**What the task asks**
Copy out all of the data exactly as it appears.
- - -
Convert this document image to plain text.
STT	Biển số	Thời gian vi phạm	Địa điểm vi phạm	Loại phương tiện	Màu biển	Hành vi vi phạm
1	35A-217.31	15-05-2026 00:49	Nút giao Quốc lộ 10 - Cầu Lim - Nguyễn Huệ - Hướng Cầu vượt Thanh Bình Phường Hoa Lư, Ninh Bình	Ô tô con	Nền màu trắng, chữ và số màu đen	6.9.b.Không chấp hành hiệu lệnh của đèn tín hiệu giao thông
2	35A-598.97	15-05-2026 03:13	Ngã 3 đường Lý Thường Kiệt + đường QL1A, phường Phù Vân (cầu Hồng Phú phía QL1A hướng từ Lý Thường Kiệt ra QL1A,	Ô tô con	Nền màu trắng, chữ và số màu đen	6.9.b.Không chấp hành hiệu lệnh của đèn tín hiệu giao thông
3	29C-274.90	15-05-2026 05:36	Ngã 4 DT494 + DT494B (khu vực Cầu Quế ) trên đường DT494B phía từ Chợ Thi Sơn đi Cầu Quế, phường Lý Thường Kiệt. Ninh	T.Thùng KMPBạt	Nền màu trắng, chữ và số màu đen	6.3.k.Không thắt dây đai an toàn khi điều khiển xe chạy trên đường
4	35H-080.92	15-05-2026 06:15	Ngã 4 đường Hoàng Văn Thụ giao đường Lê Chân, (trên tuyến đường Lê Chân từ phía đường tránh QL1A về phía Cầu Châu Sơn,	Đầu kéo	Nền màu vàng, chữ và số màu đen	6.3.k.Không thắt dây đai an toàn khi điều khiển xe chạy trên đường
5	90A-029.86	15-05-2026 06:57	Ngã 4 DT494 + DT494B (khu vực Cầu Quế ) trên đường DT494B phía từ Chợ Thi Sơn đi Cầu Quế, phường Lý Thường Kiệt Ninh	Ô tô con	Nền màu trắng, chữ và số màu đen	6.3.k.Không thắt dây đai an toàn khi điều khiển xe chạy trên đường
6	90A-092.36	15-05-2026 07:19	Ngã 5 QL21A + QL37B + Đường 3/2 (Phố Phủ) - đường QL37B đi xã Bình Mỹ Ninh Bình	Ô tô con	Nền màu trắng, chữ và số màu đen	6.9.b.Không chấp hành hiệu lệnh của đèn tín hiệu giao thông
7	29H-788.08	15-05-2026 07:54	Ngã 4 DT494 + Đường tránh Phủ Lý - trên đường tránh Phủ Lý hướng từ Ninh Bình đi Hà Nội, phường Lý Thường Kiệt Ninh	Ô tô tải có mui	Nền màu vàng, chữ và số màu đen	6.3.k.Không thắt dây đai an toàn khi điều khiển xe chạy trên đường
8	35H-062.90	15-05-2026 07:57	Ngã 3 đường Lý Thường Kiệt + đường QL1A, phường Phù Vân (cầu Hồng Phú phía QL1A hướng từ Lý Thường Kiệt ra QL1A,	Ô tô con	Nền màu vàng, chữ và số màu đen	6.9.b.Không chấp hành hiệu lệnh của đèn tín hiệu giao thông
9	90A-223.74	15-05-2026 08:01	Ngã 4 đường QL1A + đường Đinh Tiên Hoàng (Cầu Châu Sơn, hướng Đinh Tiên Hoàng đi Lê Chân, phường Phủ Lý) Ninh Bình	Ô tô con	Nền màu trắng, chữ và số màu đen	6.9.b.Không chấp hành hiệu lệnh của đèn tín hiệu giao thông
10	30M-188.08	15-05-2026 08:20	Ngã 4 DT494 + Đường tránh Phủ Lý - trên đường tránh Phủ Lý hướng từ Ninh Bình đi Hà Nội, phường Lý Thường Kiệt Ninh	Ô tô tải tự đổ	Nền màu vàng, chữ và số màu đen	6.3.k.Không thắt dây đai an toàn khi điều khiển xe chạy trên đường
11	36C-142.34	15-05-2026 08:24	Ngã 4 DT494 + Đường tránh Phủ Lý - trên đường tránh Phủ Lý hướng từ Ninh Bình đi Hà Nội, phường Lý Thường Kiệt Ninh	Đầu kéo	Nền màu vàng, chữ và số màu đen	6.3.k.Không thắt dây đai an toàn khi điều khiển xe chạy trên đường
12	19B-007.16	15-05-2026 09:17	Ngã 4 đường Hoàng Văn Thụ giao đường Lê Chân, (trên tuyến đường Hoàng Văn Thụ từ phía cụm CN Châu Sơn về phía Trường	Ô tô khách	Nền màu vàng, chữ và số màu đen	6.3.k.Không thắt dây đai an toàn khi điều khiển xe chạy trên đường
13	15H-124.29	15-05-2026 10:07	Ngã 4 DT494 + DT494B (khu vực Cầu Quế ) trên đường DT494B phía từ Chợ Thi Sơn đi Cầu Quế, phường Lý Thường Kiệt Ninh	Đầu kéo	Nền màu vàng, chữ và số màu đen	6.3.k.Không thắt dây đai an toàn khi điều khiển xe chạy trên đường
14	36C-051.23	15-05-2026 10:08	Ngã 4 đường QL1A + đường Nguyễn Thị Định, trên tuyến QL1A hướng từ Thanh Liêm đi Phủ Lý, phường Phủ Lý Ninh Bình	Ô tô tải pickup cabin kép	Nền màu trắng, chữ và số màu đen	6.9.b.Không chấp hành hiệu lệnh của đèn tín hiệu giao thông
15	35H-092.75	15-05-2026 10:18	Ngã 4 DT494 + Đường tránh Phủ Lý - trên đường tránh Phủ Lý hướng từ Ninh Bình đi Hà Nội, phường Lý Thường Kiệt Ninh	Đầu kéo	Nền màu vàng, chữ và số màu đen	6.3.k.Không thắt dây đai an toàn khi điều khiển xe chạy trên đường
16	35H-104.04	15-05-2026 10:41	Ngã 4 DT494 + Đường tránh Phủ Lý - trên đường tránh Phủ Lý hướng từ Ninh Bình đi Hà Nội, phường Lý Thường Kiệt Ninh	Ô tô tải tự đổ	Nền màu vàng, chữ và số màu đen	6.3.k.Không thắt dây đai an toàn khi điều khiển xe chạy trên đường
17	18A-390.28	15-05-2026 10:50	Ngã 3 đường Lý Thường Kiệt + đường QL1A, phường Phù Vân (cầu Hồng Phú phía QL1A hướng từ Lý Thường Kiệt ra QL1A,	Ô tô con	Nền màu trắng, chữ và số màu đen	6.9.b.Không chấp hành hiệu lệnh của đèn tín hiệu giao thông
- - -
**Result**
Convert this document image to plain text.
STT	Biển số	Thời gian vi phạm	Địa điểm vi phạm	Loại phương tiện	Màu biển	Hành vi vi phạm
1	35A-217.31	15-05-2026 00:49	Nút giao Quốc lộ 10 - Cầu Lim - Nguyễn Huệ - Hướng Cầu vượt Thanh Bình Phường Hoa Lư, Ninh Bình	Ô tô con	Nền màu trắng, chữ và số màu đen	6.9.b.Không chấp hành hiệu lệnh của đèn tín hiệu giao thông
2	35A-598.97	15-05-2026 03:13	Ngã 3 đường Lý Thường Kiệt + đường QL1A, phường Phù Vân (cầu Hồng Phú phía QL1A hướng từ Lý Thường Kiệt ra QL1A,	Ô tô con	Nền màu trắng, chữ và số màu đen	6.9.b.Không chấp hành hiệu lệnh của đèn tín hiệu giao thông
3	29C-274.90	15-05-2026 05:36	Ngã 4 DT494 + DT494B (khu vực Cầu Quế ) trên đường DT494B phía từ Chợ Thi Sơn đi Cầu Quế, phường Lý Thường Kiệt. Ninh	T.Thùng KMPBạt	Nền màu trắng, chữ và số màu đen	6.3.k.Không thắt dây đai an toàn khi điều khiển xe chạy trên đường
4	35H-080.92	15-05-2026 06:15	Ngã 4 đường Hoàng Văn Thụ giao đường Lê Chân, (trên tuyến đường Lê Chân từ phía đường tránh QL1A về phía Cầu Châu Sơn,	Đầu kéo	Nền màu vàng, chữ và số màu đen	6.3.k.Không thắt dây đai an toàn khi điều khiển xe chạy trên đường
5	90A-029.86	15-05-2026 06:57	Ngã 4 DT494 + DT494B (khu vực Cầu Quế ) trên đường DT494B phía từ Chợ Thi Sơn đi Cầu Quế, phường Lý Thường Kiệt Ninh	Ô tô con	Nền màu trắng, chữ và số màu đen	6.3.k.Không thắt dây đai an toàn khi điều khiển xe chạy trên đường
6	90A-092.36	15-05-2026 07:19	Ngã 5 QL21A + QL37B + Đường 3/2 (Phố Phủ) - đường QL37B đi xã Bình Mỹ Ninh Bình	Ô tô con	Nền màu trắng, chữ và số màu đen	6.9.b.Không chấp hành hiệu lệnh của đèn tín hiệu giao thông
7	29H-788.08	15-05-2026 07:54	Ngã 4 DT494 + Đường tránh Phủ Lý - trên đường tránh Phủ Lý hướng từ Ninh Bình đi Hà Nội, phường Lý Thường Kiệt Ninh	Ô tô tải có mui	Nền màu vàng, chữ và số màu đen	6.3.k.Không thắt dây đai an toàn khi điều khiển xe chạy trên đường
8	35H-062.90	15-05-2026 07:57	Ngã 3 đường Lý Thường Kiệt + đường QL1A, phường Phù Vân (cầu Hồng Phú phía QL1A hướng từ Lý Thường Kiệt ra QL1A,	Ô tô con	Nền màu vàng, chữ và số màu đen	6.9.b.Không chấp hành hiệu lệnh của đèn tín hiệu giao thông
9	90A-223.74	15-05-2026 08:01	Ngã 4 đường QL1A + đường Đinh Tiên Hoàng (Cầu Châu Sơn, hướng Đinh Tiên Hoàng đi Lê Chân, phường Phủ Lý) Ninh Bình	Ô tô con	Nền màu trắng, chữ và số màu đen	6.9.b.Không chấp hành hiệu lệnh của đèn tín hiệu giao thông
10	30M-188.08	15-05-2026 08:20	Ngã 4 DT494 + Đường tránh Phủ Lý - trên đường tránh Phủ Lý hướng từ Ninh Bình đi Hà Nội, phường Lý Thường Kiệt Ninh	Ô tô tải tự đổ	Nền màu vàng, chữ và số màu đen	6.3.k.Không thắt dây đai an toàn khi điều khiển xe chạy trên đường
11	36C-142.34	15-05-2026 08:24	Ngã 4 DT494 + Đường tránh Phủ Lý - trên đường tránh Phủ Lý hướng từ Ninh Bình đi Hà Nội, phường Lý Thường Kiệt Ninh	Đầu kéo	Nền màu vàng, chữ và số màu đen	6.3.k.Không thắt dây đai an toàn khi điều khiển xe chạy trên đường
12	19B-007.16	15-05-2026 09:17	Ngã 4 đường Hoàng Văn Thụ giao đường Lê Chân, (trên tuyến đường Hoàng Văn Thụ từ phía cụm CN Châu Sơn về phía Trường	Ô tô khách	Nền màu vàng, chữ và số màu đen	6.3.k.Không thắt dây đai an toàn khi điều khiển xe chạy trên đường
13	15H-124.29	15-05-2026 10:07	Ngã 4 DT494 + DT494B (khu vực Cầu Quế ) trên đường DT494B phía từ Chợ Thi Sơn đi Cầu Quế, phường Lý Thường Kiệt Ninh	Đầu kéo	Nền màu vàng, chữ và số màu đen	6.3.k.Không thắt dây đai an toàn khi điều khiển xe chạy trên đường
14	36C-051.23	15-05-2026 10:08	Ngã 4 đường QL1A + đường Nguyễn Thị Định, trên tuyến QL1A hướng từ Thanh Liêm đi Phủ Lý, phường Phủ Lý Ninh Bình	Ô tô tải pickup cabin kép	Nền màu trắng, chữ và số màu đen	6.9.b.Không chấp hành hiệu lệnh của đèn tín hiệu giao thông
15	35H-092.75	15-05-2026 10:18	Ngã 4 DT494 + Đường tránh Phủ Lý - trên đường tránh Phủ Lý hướng từ Ninh Bình đi Hà Nội, phường Lý Thường Kiệt Ninh	Đầu kéo	Nền màu vàng, chữ và số màu đen	6.3.k.Không thắt dây đai an toàn khi điều khiển xe chạy trên đường
16	35H-104.04	15-05-2026 10:41	Ngã 4 DT494 + Đường tránh Phủ Lý - trên đường tránh Phủ Lý hướng từ Ninh Bình đi Hà Nội, phường Lý Thường Kiệt Ninh	Ô tô tải tự đổ	Nền màu vàng, chữ và số màu đen	6.3.k.Không thắt dây đai an toàn khi điều khiển xe chạy trên đường
17	18A-390.28	15-05-2026 10:50	Ngã 3 đường Lý Thường Kiệt + đường QL1A, phường Phù Vân (cầu Hồng Phú phía QL1A hướng từ Lý Thường Kiệt ra QL1A,	Ô tô con	Nền màu trắng, chữ và số màu đen	6.9.b.Không chấp hành hiệu lệnh của đèn tín hiệu giao thông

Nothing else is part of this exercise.